--- START Records to process ---

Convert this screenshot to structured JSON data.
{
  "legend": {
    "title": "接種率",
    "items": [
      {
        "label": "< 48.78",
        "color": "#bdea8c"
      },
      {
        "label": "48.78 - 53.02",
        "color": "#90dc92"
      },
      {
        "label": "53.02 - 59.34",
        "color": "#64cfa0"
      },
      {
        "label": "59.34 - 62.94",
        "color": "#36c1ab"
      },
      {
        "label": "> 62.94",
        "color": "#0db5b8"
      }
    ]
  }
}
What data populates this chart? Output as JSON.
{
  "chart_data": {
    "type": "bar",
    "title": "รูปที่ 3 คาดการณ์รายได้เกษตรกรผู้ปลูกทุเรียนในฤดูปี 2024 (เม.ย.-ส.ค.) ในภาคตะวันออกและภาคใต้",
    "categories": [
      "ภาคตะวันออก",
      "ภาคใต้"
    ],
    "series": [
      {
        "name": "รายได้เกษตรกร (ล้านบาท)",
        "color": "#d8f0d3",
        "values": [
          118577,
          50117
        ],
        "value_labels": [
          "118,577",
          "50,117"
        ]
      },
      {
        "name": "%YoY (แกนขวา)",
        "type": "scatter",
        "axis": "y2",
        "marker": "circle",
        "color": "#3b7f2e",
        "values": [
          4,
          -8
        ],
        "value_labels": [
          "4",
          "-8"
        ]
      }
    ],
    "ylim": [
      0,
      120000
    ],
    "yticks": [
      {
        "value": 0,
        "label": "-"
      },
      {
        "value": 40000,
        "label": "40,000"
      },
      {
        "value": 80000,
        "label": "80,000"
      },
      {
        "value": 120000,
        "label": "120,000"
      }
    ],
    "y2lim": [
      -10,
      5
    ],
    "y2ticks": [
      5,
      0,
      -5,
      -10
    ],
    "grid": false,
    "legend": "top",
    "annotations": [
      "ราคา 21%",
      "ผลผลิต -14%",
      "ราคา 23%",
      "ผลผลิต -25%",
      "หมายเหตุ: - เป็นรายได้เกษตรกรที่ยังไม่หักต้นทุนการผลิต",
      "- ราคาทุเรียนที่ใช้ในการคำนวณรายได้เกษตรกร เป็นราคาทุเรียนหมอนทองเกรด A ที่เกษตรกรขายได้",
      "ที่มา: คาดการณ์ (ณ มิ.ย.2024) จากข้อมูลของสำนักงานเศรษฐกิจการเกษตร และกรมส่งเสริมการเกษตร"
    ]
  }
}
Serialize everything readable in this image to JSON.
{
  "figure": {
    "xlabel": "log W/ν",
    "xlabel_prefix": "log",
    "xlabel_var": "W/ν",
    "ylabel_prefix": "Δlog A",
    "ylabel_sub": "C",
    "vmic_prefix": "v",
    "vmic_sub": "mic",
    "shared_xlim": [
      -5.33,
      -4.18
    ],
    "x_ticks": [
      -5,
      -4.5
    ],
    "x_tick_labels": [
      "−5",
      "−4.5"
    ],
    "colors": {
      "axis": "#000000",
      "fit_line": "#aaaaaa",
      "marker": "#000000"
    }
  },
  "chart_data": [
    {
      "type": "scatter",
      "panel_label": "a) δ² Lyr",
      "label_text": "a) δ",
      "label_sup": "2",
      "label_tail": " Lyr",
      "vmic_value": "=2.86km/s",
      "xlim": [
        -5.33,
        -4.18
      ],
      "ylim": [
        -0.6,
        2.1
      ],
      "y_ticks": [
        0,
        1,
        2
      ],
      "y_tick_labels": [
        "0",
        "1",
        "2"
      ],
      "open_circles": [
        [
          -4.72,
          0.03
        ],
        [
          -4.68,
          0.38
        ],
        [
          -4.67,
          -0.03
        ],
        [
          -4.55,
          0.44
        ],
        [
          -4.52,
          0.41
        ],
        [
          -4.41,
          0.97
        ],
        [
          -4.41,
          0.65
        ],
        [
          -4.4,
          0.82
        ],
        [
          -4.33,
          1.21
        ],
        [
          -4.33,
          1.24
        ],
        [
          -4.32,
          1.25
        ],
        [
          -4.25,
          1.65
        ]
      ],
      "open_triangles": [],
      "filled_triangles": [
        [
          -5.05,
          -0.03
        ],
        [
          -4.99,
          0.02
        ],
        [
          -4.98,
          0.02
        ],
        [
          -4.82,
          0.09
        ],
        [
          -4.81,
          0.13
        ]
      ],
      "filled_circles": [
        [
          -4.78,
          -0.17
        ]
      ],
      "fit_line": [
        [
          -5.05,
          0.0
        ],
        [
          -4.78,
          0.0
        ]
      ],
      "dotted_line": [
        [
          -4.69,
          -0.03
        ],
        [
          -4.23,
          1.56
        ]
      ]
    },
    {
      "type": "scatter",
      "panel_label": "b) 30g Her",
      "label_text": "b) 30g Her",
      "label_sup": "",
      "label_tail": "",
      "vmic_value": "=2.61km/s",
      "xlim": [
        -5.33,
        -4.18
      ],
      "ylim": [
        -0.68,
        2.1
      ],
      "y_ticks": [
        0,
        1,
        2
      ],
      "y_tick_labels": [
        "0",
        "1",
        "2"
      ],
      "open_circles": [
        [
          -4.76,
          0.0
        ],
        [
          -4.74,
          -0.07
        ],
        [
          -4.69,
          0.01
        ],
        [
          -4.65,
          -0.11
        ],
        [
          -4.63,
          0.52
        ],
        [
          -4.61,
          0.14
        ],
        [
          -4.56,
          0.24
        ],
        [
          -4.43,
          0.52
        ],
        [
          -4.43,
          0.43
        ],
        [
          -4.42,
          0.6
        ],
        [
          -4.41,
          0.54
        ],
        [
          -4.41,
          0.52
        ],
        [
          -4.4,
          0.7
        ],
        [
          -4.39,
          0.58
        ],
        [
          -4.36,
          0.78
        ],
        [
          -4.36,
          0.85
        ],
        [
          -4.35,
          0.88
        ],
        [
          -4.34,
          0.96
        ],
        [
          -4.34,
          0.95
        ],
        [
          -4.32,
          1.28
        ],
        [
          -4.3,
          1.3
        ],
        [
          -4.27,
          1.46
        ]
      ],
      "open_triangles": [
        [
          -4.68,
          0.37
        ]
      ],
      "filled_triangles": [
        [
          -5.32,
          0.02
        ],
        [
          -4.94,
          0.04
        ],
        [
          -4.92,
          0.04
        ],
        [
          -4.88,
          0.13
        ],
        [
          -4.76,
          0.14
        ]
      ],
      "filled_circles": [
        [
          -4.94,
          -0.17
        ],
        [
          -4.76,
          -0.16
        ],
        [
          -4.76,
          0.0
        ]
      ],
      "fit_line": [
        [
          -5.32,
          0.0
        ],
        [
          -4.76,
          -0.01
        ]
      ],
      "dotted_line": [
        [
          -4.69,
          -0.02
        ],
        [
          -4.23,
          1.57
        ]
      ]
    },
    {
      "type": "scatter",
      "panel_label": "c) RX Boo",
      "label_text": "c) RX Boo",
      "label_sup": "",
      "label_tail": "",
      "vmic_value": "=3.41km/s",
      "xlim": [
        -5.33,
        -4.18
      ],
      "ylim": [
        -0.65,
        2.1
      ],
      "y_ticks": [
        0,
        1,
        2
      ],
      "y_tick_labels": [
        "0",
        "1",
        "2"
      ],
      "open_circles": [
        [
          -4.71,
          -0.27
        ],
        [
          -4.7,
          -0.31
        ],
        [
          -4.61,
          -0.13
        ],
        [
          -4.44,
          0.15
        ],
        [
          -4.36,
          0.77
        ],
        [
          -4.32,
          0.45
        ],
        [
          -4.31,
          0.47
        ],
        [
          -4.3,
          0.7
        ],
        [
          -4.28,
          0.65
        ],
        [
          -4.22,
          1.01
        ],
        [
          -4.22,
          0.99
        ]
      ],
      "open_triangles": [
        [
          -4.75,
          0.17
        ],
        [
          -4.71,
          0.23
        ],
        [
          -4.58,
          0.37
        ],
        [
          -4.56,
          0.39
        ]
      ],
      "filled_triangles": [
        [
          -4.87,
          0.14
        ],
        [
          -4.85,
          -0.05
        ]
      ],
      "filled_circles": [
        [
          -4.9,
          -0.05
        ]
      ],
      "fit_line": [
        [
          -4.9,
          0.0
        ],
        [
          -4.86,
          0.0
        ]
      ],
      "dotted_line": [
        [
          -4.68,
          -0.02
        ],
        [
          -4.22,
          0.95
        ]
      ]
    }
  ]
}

--- END Records to process ---

### Description of the task
Pick each line holding the word "this" out of the listing.

### Reply to the exercise
Convert this screenshot to structured JSON data.
What data populates this chart? Output as JSON.
Serialize everything readable in this image to JSON.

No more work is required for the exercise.